→ **Supplied records**:

········

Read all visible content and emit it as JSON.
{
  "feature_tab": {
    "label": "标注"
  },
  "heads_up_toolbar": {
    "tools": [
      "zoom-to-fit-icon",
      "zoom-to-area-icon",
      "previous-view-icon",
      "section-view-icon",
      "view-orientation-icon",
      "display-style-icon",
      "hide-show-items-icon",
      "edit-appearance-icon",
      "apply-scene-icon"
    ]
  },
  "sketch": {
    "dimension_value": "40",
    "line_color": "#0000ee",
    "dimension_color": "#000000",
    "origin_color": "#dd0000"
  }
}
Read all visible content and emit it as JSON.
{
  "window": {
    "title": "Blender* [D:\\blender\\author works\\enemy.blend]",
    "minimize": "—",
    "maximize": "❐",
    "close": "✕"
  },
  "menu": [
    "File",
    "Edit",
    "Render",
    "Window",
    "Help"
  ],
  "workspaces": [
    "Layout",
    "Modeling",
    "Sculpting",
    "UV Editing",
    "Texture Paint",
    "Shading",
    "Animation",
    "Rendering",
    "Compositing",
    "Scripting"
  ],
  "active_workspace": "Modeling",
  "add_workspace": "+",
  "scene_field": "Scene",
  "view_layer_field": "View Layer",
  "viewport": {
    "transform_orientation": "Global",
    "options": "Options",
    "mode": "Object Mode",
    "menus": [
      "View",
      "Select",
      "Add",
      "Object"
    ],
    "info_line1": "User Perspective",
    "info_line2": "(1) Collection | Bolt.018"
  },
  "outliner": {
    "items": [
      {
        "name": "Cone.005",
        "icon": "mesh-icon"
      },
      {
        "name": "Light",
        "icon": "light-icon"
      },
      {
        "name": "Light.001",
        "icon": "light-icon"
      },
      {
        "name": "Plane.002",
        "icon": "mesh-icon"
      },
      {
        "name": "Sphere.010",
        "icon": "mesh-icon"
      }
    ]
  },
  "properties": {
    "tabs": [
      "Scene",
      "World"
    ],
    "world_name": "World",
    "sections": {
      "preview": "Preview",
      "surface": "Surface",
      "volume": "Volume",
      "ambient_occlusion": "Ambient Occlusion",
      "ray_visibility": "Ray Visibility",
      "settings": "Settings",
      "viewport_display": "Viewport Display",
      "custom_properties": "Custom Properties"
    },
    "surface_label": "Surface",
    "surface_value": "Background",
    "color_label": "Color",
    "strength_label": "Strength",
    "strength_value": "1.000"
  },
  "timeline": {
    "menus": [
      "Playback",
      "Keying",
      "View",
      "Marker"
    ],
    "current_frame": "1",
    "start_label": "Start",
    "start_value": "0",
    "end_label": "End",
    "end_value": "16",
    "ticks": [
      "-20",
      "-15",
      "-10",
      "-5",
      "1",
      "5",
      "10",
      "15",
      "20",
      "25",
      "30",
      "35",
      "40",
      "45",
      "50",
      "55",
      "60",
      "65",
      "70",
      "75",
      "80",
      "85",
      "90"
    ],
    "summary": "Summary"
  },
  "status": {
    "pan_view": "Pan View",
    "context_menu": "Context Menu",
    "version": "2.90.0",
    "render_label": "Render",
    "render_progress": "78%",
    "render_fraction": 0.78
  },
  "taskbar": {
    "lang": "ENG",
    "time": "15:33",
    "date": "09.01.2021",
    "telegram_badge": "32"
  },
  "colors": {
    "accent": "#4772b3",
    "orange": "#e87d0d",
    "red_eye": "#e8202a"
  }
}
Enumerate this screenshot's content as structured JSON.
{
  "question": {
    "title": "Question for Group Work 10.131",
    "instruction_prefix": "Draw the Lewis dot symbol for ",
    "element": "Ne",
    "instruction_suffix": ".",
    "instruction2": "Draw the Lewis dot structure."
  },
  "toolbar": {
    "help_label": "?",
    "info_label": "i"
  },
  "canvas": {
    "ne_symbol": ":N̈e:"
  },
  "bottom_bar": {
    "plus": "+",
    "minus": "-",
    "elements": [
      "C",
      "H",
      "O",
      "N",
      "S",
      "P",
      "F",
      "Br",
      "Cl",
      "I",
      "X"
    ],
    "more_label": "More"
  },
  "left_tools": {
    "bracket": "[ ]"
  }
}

········

Copy out all of the data exactly, leaving nothing out.

→ **Correct result**:
Read all visible content and emit it as JSON.
{
  "feature_tab": {
    "label": "标注"
  },
  "heads_up_toolbar": {
    "tools": [
      "zoom-to-fit-icon",
      "zoom-to-area-icon",
      "previous-view-icon",
      "section-view-icon",
      "view-orientation-icon",
      "display-style-icon",
      "hide-show-items-icon",
      "edit-appearance-icon",
      "apply-scene-icon"
    ]
  },
  "sketch": {
    "dimension_value": "40",
    "line_color": "#0000ee",
    "dimension_color": "#000000",
    "origin_color": "#dd0000"
  }
}
Read all visible content and emit it as JSON.
{
  "window": {
    "title": "Blender* [D:\\blender\\author works\\enemy.blend]",
    "minimize": "—",
    "maximize": "❐",
    "close": "✕"
  },
  "menu": [
    "File",
    "Edit",
    "Render",
    "Window",
    "Help"
  ],
  "workspaces": [
    "Layout",
    "Modeling",
    "Sculpting",
    "UV Editing",
    "Texture Paint",
    "Shading",
    "Animation",
    "Rendering",
    "Compositing",
    "Scripting"
  ],
  "active_workspace": "Modeling",
  "add_workspace": "+",
  "scene_field": "Scene",
  "view_layer_field": "View Layer",
  "viewport": {
    "transform_orientation": "Global",
    "options": "Options",
    "mode": "Object Mode",
    "menus": [
      "View",
      "Select",
      "Add",
      "Object"
    ],
    "info_line1": "User Perspective",
    "info_line2": "(1) Collection | Bolt.018"
  },
  "outliner": {
    "items": [
      {
        "name": "Cone.005",
        "icon": "mesh-icon"
      },
      {
        "name": "Light",
        "icon": "light-icon"
      },
      {
        "name": "Light.001",
        "icon": "light-icon"
      },
      {
        "name": "Plane.002",
        "icon": "mesh-icon"
      },
      {
        "name": "Sphere.010",
        "icon": "mesh-icon"
      }
    ]
  },
  "properties": {
    "tabs": [
      "Scene",
      "World"
    ],
    "world_name": "World",
    "sections": {
      "preview": "Preview",
      "surface": "Surface",
      "volume": "Volume",
      "ambient_occlusion": "Ambient Occlusion",
      "ray_visibility": "Ray Visibility",
      "settings": "Settings",
      "viewport_display": "Viewport Display",
      "custom_properties": "Custom Properties"
    },
    "surface_label": "Surface",
    "surface_value": "Background",
    "color_label": "Color",
    "strength_label": "Strength",
    "strength_value": "1.000"
  },
  "timeline": {
    "menus": [
      "Playback",
      "Keying",
      "View",
      "Marker"
    ],
    "current_frame": "1",
    "start_label": "Start",
    "start_value": "0",
    "end_label": "End",
    "end_value": "16",
    "ticks": [
      "-20",
      "-15",
      "-10",
      "-5",
      "1",
      "5",
      "10",
      "15",
      "20",
      "25",
      "30",
      "35",
      "40",
      "45",
      "50",
      "55",
      "60",
      "65",
      "70",
      "75",
      "80",
      "85",
      "90"
    ],
    "summary": "Summary"
  },
  "status": {
    "pan_view": "Pan View",
    "context_menu": "Context Menu",
    "version": "2.90.0",
    "render_label": "Render",
    "render_progress": "78%",
    "render_fraction": 0.78
  },
  "taskbar": {
    "lang": "ENG",
    "time": "15:33",
    "date": "09.01.2021",
    "telegram_badge": "32"
  },
  "colors": {
    "accent": "#4772b3",
    "orange": "#e87d0d",
    "red_eye": "#e8202a"
  }
}
Enumerate this screenshot's content as structured JSON.
{
  "question": {
    "title": "Question for Group Work 10.131",
    "instruction_prefix": "Draw the Lewis dot symbol for ",
    "element": "Ne",
    "instruction_suffix": ".",
    "instruction2": "Draw the Lewis dot structure."
  },
  "toolbar": {
    "help_label": "?",
    "info_label": "i"
  },
  "canvas": {
    "ne_symbol": ":N̈e:"
  },
  "bottom_bar": {
    "plus": "+",
    "minus": "-",
    "elements": [
      "C",
      "H",
      "O",
      "N",
      "S",
      "P",
      "F",
      "Br",
      "Cl",
      "I",
      "X"
    ],
    "more_label": "More"
  },
  "left_tools": {
    "bracket": "[ ]"
  }
}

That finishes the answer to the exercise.